_What to produce:_
Find the lines holding "this" and copy them.

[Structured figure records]
-=-=-=-=-

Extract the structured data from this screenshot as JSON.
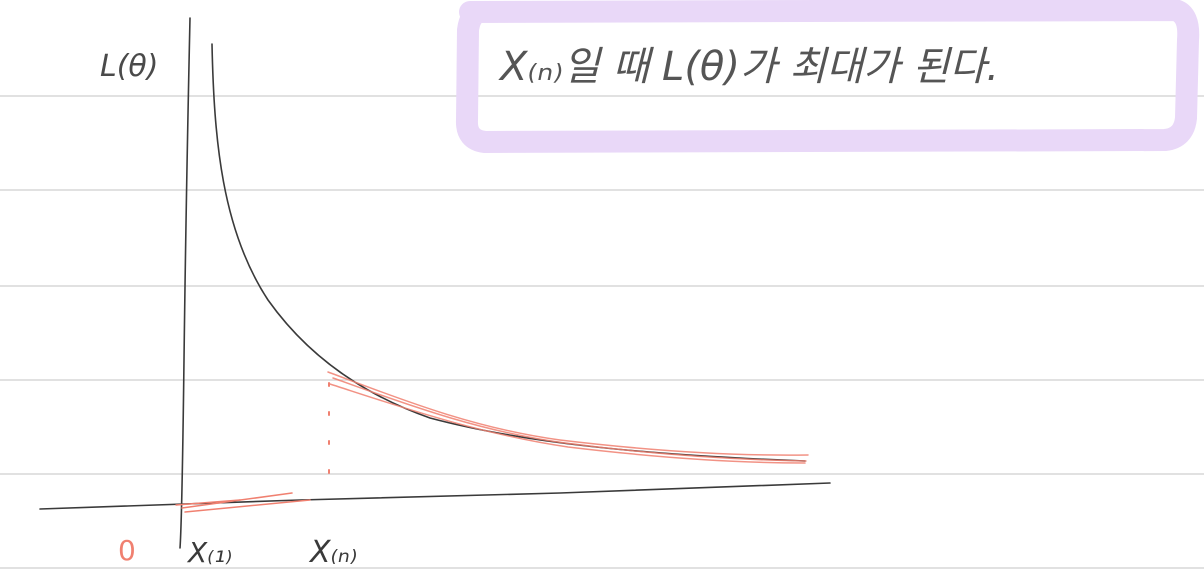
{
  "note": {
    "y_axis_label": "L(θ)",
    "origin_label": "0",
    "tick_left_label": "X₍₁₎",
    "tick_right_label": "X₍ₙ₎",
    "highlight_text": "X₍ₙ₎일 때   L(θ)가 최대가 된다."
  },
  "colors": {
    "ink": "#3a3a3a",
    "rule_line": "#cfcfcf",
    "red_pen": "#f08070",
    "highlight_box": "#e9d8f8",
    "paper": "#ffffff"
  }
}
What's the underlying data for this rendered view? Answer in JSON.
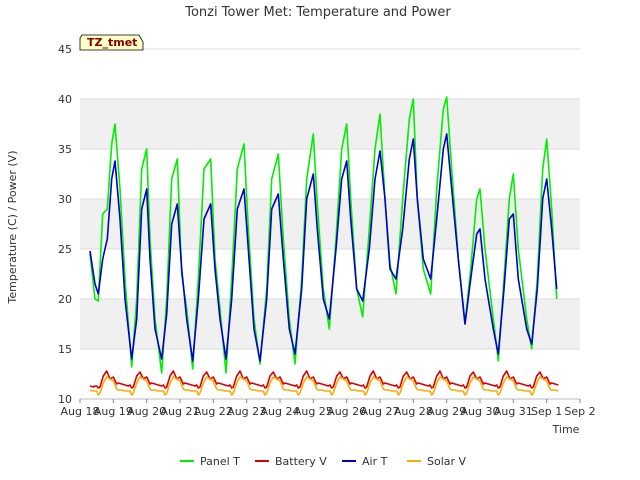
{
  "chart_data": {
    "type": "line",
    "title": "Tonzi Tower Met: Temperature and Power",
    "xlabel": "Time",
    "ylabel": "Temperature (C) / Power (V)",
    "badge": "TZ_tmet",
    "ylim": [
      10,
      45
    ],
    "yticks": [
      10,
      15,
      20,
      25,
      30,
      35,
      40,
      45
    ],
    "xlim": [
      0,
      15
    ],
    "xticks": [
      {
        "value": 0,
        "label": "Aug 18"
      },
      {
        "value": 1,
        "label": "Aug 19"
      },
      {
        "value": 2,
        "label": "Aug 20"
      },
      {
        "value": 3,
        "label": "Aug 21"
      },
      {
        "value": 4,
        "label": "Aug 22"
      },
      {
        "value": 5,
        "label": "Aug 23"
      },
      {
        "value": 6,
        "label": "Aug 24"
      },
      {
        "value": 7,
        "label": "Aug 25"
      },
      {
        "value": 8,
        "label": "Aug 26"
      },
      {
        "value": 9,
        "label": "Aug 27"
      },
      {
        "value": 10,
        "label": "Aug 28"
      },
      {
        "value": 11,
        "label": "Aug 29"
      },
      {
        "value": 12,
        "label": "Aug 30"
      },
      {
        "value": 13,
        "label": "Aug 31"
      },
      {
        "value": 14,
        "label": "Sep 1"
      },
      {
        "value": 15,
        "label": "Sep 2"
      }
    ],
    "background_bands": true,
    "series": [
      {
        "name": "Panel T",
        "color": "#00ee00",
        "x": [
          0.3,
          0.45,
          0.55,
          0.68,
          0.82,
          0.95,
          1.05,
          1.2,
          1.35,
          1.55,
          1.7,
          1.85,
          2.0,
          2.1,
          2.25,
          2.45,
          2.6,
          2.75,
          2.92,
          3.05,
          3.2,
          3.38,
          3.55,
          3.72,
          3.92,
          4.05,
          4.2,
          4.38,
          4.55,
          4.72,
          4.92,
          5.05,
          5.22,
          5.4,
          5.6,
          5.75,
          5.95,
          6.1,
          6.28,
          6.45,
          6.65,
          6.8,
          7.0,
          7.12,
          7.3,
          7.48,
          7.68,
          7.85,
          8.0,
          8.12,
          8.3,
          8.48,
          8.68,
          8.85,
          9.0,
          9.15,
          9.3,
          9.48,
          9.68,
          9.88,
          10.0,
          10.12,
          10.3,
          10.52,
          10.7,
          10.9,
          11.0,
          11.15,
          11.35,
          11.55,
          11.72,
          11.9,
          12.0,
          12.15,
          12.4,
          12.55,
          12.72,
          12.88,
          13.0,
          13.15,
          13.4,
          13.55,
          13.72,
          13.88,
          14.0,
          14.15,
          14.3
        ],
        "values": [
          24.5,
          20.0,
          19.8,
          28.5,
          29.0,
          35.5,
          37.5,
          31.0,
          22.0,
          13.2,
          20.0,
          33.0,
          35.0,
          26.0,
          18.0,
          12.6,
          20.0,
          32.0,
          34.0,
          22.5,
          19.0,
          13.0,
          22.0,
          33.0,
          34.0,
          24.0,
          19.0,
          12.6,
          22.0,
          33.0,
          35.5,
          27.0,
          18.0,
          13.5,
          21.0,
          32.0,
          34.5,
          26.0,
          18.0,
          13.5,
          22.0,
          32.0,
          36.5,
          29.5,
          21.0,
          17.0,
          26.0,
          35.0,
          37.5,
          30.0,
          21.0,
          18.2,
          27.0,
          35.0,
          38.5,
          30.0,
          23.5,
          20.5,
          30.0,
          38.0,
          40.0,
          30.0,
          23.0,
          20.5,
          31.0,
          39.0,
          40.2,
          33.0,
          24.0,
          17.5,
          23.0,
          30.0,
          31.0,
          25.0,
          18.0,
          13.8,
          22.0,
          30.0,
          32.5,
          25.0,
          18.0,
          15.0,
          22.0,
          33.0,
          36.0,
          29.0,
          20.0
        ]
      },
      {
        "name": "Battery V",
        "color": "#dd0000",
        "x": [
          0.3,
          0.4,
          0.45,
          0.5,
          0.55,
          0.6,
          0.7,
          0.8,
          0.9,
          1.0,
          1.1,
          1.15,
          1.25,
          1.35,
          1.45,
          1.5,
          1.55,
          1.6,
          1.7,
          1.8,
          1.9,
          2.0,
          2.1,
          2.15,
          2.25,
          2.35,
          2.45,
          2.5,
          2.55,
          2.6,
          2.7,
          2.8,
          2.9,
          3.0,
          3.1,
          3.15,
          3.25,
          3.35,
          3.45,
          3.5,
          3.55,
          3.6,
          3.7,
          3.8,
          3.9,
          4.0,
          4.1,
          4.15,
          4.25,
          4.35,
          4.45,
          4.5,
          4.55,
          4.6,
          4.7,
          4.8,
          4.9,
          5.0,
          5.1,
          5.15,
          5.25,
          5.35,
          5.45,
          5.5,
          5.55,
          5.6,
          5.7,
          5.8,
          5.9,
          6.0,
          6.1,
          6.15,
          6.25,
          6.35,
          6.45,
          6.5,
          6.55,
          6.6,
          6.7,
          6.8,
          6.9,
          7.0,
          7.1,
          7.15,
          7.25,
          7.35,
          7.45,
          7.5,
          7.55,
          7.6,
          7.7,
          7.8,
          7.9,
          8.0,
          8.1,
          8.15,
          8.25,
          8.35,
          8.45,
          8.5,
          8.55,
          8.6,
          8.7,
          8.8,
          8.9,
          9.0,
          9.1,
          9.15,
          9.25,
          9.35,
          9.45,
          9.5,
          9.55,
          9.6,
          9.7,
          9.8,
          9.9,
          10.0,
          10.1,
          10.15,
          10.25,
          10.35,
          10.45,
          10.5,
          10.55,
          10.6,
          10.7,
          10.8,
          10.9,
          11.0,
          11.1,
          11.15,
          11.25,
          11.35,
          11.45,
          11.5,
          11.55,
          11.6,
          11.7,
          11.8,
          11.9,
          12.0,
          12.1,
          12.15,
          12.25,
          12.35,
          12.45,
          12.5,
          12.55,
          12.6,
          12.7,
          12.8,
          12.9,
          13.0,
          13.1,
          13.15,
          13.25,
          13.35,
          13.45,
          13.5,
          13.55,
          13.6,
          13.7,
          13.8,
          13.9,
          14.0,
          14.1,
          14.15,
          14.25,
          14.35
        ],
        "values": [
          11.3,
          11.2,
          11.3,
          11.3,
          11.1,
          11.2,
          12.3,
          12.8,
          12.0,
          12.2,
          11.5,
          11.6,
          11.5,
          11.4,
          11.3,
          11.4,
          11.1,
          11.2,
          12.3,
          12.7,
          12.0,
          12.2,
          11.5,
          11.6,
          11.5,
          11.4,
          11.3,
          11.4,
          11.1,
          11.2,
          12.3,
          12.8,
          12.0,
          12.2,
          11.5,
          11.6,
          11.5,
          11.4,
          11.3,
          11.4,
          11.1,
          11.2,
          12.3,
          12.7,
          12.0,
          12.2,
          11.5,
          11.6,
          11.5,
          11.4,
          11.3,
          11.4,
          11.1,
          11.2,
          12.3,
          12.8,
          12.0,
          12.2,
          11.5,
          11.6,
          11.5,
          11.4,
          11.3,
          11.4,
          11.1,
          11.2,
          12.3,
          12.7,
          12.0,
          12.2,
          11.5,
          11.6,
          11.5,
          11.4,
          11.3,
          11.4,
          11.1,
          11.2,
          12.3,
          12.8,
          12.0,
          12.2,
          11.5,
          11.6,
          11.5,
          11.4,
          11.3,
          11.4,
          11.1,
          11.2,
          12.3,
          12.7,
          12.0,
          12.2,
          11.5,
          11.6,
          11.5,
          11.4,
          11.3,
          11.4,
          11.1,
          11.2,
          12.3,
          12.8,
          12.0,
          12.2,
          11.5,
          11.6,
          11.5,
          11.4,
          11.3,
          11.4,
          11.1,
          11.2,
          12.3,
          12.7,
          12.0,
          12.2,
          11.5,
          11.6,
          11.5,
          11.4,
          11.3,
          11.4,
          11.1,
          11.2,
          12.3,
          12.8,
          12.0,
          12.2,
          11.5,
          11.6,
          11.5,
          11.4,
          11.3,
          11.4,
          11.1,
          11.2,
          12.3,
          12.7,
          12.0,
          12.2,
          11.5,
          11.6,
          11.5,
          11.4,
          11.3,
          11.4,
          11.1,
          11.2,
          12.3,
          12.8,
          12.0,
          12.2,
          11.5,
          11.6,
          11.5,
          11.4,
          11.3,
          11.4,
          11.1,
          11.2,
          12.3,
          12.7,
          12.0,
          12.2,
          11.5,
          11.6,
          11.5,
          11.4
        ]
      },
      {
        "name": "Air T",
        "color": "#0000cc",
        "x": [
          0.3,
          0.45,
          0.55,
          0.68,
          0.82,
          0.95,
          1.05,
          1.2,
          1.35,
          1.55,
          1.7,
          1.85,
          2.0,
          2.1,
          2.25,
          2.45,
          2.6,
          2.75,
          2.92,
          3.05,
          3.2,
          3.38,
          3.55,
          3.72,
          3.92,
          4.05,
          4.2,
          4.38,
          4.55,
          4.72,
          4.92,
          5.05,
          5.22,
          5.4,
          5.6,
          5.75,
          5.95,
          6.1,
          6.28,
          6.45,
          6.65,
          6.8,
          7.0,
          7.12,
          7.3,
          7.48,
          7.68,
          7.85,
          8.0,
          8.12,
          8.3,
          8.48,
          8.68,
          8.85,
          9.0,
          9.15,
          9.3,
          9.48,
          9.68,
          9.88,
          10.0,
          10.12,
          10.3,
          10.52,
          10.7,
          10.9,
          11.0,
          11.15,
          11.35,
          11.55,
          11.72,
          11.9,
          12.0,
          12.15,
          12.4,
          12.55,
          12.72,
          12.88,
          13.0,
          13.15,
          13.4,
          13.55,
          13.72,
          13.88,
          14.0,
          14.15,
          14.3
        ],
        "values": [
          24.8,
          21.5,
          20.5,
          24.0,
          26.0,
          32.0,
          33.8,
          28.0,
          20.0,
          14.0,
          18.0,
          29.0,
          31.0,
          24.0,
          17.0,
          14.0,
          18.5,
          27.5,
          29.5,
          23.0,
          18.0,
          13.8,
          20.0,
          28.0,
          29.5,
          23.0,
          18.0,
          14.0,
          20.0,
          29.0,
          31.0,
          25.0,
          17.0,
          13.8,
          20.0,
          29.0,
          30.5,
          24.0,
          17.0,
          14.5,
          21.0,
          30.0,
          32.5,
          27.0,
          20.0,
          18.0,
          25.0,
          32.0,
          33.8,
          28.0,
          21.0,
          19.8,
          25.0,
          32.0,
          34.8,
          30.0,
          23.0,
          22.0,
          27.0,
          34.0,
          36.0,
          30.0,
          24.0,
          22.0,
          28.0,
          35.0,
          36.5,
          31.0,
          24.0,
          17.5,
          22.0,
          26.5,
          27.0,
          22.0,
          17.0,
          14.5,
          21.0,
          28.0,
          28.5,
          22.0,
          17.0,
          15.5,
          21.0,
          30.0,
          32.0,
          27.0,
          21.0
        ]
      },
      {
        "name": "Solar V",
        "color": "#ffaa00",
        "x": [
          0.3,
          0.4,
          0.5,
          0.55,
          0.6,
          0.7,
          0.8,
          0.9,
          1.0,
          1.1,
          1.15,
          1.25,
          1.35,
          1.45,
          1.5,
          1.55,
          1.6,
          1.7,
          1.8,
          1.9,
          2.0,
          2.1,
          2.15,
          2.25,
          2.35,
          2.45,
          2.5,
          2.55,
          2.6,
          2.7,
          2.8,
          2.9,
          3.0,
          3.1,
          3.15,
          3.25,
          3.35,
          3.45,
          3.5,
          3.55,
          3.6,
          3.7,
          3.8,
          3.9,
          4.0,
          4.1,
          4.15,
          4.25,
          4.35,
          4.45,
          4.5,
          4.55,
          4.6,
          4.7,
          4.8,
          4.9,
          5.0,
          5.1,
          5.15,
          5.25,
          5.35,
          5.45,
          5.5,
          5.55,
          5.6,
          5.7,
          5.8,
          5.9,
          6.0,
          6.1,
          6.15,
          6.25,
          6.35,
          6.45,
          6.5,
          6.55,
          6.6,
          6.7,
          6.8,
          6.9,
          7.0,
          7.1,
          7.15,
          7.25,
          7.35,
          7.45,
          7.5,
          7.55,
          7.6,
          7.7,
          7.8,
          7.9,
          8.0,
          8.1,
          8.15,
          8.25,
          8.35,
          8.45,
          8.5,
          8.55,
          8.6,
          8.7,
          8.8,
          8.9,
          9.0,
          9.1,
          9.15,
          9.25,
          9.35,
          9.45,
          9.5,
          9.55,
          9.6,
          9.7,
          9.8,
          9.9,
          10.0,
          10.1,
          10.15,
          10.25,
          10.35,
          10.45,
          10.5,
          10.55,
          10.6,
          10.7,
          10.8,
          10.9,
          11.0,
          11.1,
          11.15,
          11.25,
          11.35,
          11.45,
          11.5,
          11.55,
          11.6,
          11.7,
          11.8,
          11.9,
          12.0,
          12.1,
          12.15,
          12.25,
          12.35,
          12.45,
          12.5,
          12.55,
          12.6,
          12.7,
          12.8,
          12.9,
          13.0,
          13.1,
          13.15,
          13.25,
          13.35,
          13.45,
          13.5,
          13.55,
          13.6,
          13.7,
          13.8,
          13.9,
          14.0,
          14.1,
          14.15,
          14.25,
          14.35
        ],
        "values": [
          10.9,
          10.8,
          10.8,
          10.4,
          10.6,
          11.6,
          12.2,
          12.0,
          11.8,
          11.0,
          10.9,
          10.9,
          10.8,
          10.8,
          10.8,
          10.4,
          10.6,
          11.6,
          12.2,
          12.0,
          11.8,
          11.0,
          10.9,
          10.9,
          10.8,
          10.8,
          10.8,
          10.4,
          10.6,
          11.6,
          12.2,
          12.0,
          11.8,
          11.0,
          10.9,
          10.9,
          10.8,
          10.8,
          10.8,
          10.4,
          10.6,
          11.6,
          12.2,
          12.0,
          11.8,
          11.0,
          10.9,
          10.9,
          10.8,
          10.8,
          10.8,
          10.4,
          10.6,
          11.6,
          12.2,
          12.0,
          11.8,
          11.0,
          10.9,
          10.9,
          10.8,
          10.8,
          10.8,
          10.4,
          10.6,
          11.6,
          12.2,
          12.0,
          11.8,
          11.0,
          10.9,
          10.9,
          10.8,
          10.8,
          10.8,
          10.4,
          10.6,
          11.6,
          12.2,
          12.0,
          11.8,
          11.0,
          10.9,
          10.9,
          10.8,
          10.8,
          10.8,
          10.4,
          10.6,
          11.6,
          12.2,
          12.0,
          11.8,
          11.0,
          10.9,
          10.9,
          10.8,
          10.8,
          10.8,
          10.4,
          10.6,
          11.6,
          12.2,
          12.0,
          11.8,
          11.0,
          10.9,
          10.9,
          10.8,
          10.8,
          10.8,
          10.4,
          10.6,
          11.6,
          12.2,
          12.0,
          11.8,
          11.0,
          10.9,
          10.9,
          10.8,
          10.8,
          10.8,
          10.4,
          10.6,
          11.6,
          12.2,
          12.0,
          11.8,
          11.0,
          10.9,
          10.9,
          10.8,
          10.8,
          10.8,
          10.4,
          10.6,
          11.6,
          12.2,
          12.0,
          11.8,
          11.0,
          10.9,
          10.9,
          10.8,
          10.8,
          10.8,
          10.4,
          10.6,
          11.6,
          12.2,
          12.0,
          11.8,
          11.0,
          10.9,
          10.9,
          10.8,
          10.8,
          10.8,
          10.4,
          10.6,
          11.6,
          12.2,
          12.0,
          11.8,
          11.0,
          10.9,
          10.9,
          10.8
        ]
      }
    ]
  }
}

-=-=-=-=-

_Exercise result:_
Extract the structured data from this screenshot as JSON.
What's the underlying data for this rendered view? Answer in JSON.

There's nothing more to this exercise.